- _WORK TO COMPLETE_
Reproduce the lines of the material exactly, excluding every image.
- - - - -
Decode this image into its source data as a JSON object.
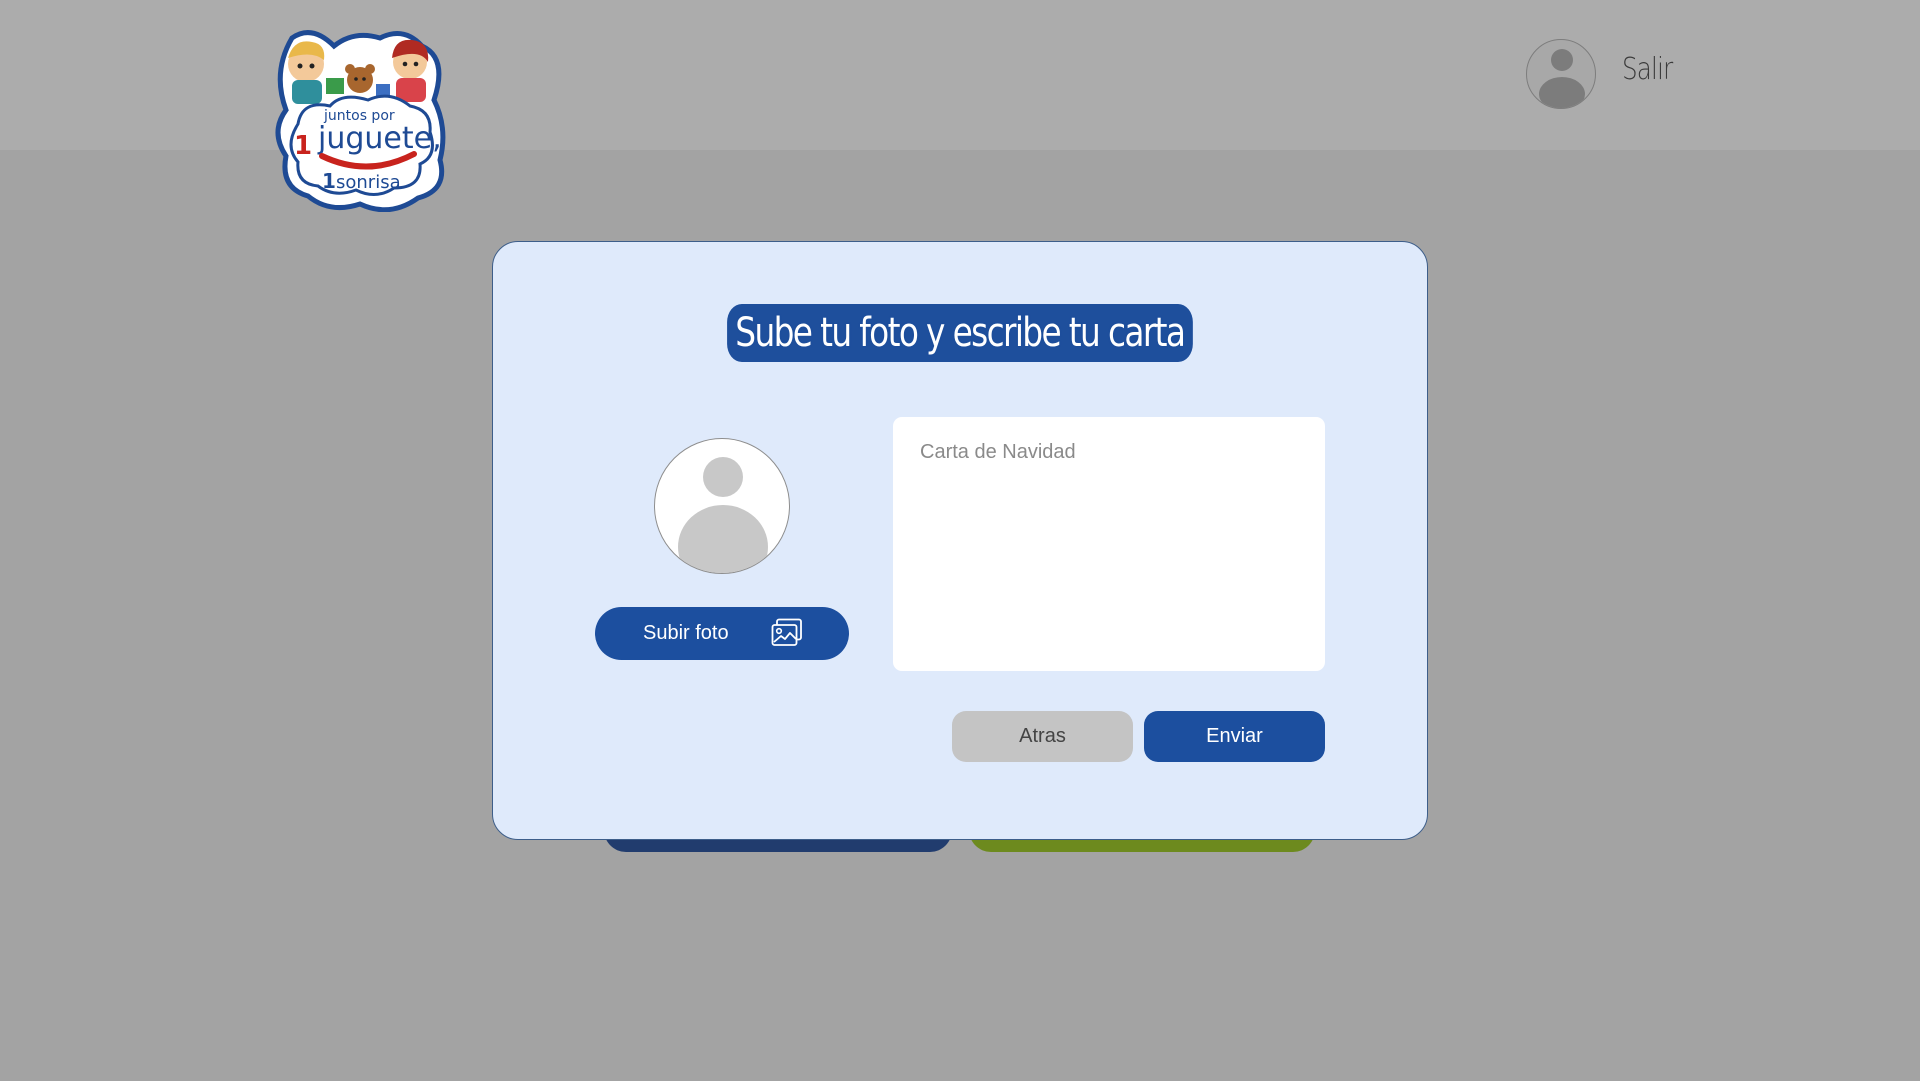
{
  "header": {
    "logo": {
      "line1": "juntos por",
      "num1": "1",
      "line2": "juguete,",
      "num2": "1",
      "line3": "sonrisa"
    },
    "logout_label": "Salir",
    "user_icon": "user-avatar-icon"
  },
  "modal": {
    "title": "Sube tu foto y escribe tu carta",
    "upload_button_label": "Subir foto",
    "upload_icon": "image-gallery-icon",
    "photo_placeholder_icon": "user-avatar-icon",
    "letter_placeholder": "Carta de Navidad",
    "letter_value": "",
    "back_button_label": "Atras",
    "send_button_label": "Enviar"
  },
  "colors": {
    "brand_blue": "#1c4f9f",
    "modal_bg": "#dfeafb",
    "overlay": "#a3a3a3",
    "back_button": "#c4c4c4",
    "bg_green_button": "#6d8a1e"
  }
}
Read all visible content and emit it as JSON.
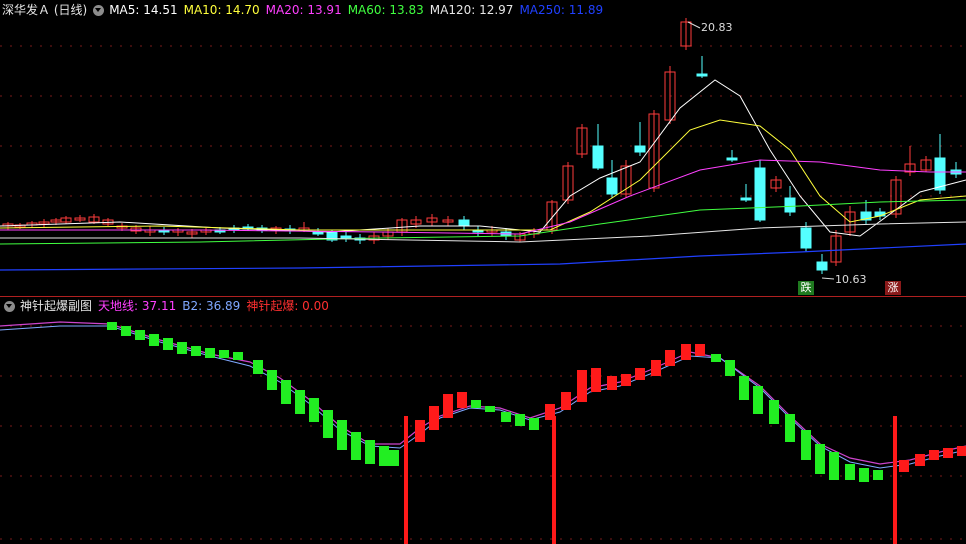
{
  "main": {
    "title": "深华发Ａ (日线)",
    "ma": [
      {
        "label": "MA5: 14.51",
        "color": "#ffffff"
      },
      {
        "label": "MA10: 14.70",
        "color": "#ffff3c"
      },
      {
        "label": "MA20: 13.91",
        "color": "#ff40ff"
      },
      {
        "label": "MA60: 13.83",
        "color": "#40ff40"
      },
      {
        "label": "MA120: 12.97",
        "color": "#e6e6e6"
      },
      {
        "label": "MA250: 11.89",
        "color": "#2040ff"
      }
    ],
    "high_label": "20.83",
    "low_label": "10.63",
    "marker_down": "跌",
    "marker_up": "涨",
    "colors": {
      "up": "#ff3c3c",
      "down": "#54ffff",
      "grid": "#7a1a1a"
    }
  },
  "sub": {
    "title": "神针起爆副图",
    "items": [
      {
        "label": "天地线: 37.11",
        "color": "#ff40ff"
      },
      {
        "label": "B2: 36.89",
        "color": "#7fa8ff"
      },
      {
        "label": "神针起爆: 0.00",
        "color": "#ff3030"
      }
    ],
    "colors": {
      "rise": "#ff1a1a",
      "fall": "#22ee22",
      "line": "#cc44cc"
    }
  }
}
- - - - -
- _REPLY TO THE EXERCISE_
Decode this image into its source data as a JSON object.
{
  "header": {
    "logo": {
      "line1": "juntos por",
      "num1": "1",
      "line2": "juguete,",
      "num2": "1",
      "line3": "sonrisa"
    },
    "logout_label": "Salir",
    "user_icon": "user-avatar-icon"
  },
  "modal": {
    "title": "Sube tu foto y escribe tu carta",
    "upload_button_label": "Subir foto",
    "upload_icon": "image-gallery-icon",
    "photo_placeholder_icon": "user-avatar-icon",
    "letter_placeholder": "Carta de Navidad",
    "letter_value": "",
    "back_button_label": "Atras",
    "send_button_label": "Enviar"
  },
  "colors": {
    "brand_blue": "#1c4f9f",
    "modal_bg": "#dfeafb",
    "overlay": "#a3a3a3",
    "back_button": "#c4c4c4",
    "bg_green_button": "#6d8a1e"
  }
}
Read all visible content and emit it as JSON.
{
  "main": {
    "title": "深华发Ａ (日线)",
    "ma": [
      {
        "label": "MA5: 14.51",
        "color": "#ffffff"
      },
      {
        "label": "MA10: 14.70",
        "color": "#ffff3c"
      },
      {
        "label": "MA20: 13.91",
        "color": "#ff40ff"
      },
      {
        "label": "MA60: 13.83",
        "color": "#40ff40"
      },
      {
        "label": "MA120: 12.97",
        "color": "#e6e6e6"
      },
      {
        "label": "MA250: 11.89",
        "color": "#2040ff"
      }
    ],
    "high_label": "20.83",
    "low_label": "10.63",
    "marker_down": "跌",
    "marker_up": "涨",
    "colors": {
      "up": "#ff3c3c",
      "down": "#54ffff",
      "grid": "#7a1a1a"
    }
  },
  "sub": {
    "title": "神针起爆副图",
    "items": [
      {
        "label": "天地线: 37.11",
        "color": "#ff40ff"
      },
      {
        "label": "B2: 36.89",
        "color": "#7fa8ff"
      },
      {
        "label": "神针起爆: 0.00",
        "color": "#ff3030"
      }
    ],
    "colors": {
      "rise": "#ff1a1a",
      "fall": "#22ee22",
      "line": "#cc44cc"
    }
  }
}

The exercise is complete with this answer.